— start Document extract —
Turkey Meatballs with Spaghetti
- SERVES
- 6
- SERVING SIZE
- 2 meatballs per 2 ounces spaghetti
- COOK TIME
- 25 Min
Traditional Italian recipes for spaghetti and meatballs are too high in fat, carbs and calories for anyone with diabetes, so our Test Kitchen took on the task to lighten it up. The result is our healthier Turkey Meatballs and Spaghetti!
What You'll Need
- 1 pound ground turkey breast
- 1/2 cup onion, chopped
- 1 egg, beaten
- 1/4 cup plain bread crumbs
- 1 teaspoon garlic powder
- 1/2 teaspoon salt
- 1/2 teaspoon black pepper
- 1 tablespoon canola oil
- 1 (8-ounce) pacakge fresh mushrooms, sliced
- 1 (26-ounce) jar low-sodium marinara sauce
- 1 (12-ounce) package reduced-carb spaghetti, prepared according to package directions
- 1/2 teaspoon dried basil leaves
What to Do
-
In a large bowl, combine turkey, onion, egg, breadcrumbs, garlic powder, salt and pepper. Mix well and form into 12 meatballs.
— end Document extract —
— start Stored data —
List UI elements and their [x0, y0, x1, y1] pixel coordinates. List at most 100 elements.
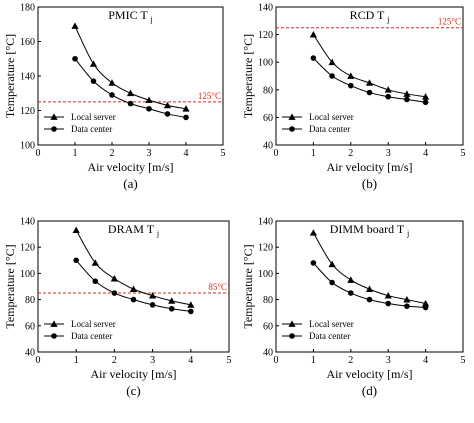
— end Stored data —
▶ [Given instruction 1]
In the turkey meatballs recipe, how many meatballs should the mixture be formed into?
▶ [Given instruction 2]
Based on the turkey meatballs recipe, decide whether each statement agrees with it: (a) the cook time is 25 minutes; (b) the recipe calls for two eggs; (c) the recipe uses canola oil.
▶ [Given instruction 3]
In the turkey meatballs recipe, rewrite the passage starting at "Turkey Meatballs with" and ending at "Meatballs and Spaghetti!", replacing "healthier" with "lighter".

▶ [Solution 1]
12 meatballs.

▶ [Solution 2]
(a) Yes: "25 Min"
(b) No: "1 egg, beaten"
(c) Yes: "1 tablespoon canola oil"

▶ [Solution 3]
Turkey Meatballs with Spaghetti
- SERVES
- 6
- SERVING SIZE
- 2 meatballs per 2 ounces spaghetti
- COOK TIME
- 25 Min
Traditional Italian recipes for spaghetti and meatballs are too high in fat, carbs and calories for anyone with diabetes, so our Test Kitchen took on the task to lighten it up. The result is our lighter Turkey Meatballs and Spaghetti!